▶ [DATA LINES]:
⟨

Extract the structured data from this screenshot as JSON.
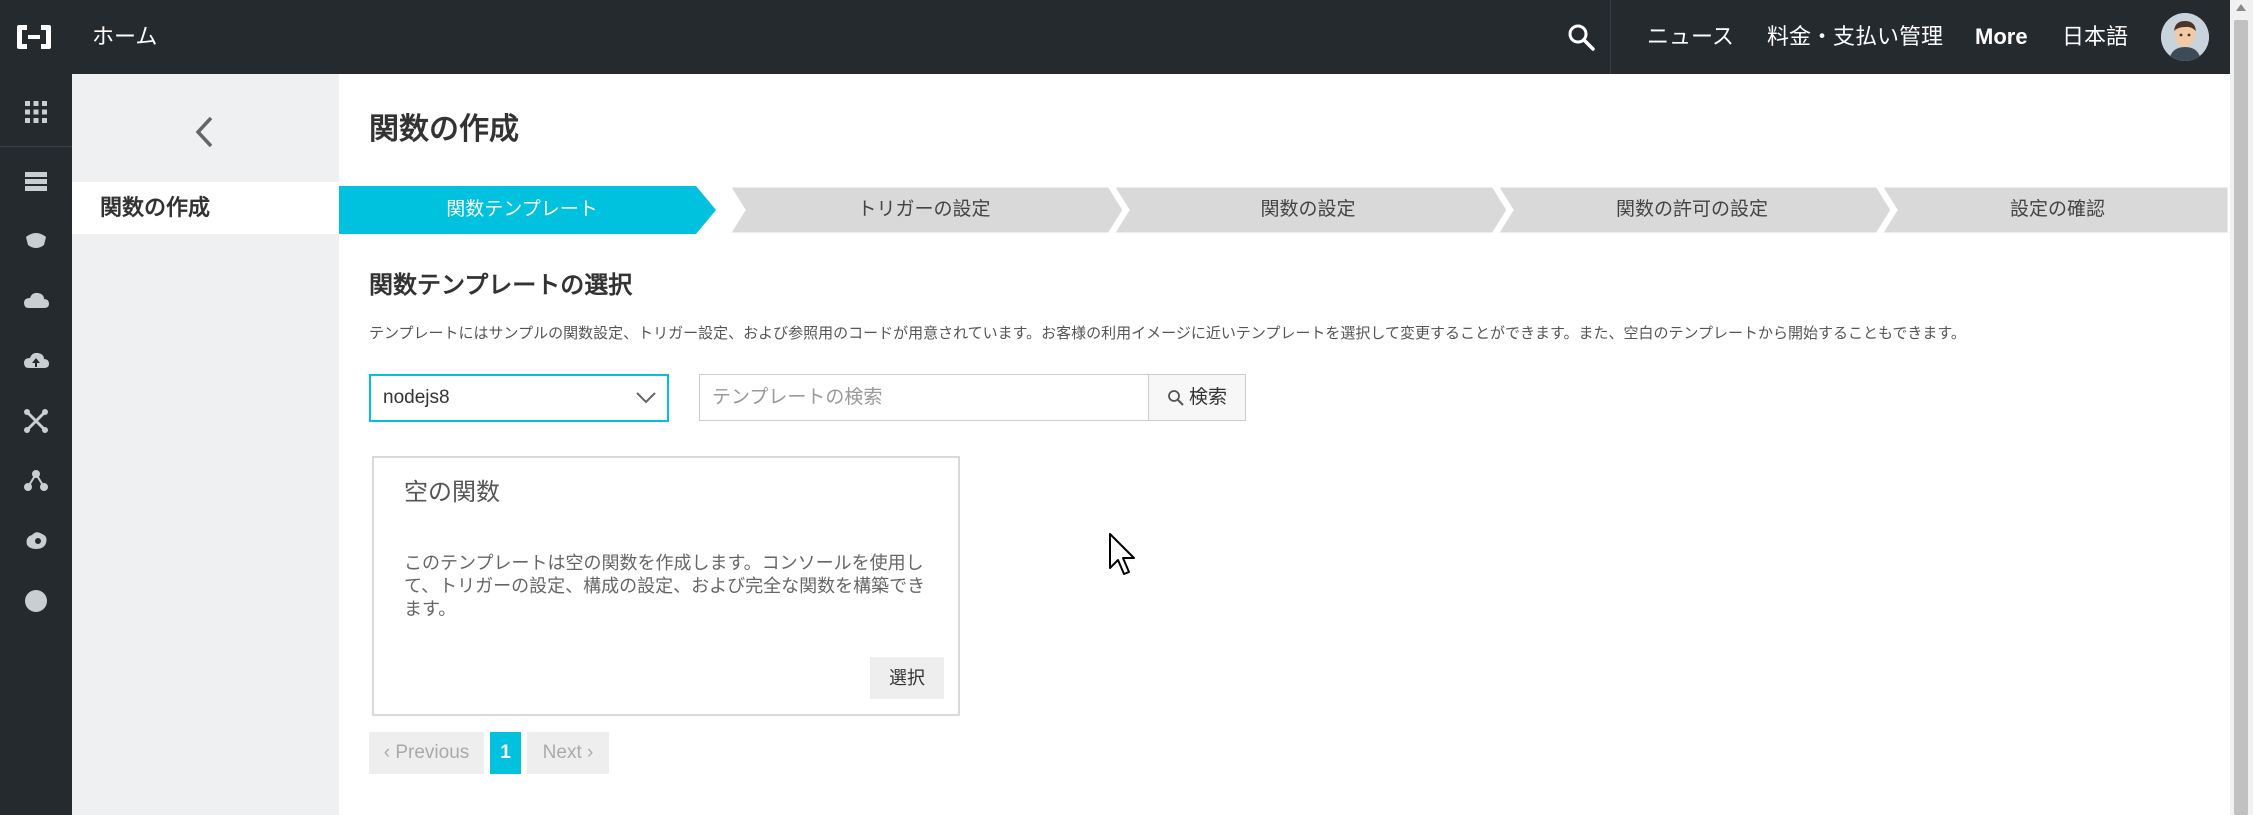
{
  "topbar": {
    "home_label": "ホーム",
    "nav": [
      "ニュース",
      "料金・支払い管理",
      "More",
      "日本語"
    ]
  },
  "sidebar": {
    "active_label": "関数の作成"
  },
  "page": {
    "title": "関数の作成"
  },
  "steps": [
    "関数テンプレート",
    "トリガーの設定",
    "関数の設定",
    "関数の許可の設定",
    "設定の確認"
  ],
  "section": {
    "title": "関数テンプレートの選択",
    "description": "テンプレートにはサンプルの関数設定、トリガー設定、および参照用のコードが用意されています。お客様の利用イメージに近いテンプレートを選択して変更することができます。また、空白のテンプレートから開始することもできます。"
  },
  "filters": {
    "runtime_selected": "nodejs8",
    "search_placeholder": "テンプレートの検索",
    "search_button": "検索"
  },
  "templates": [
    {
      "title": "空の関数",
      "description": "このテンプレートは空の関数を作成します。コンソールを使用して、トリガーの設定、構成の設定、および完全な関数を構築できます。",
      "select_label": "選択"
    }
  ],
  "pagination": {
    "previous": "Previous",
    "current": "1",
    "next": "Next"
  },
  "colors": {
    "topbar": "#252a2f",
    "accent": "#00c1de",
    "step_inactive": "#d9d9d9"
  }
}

⟩

Copy every line above in which the string "トリガーの設定" shows up.

▶ [RESULT BELOW]:
    "トリガーの設定",
      "description": "このテンプレートは空の関数を作成します。コンソールを使用して、トリガーの設定、構成の設定、および完全な関数を構築できます。",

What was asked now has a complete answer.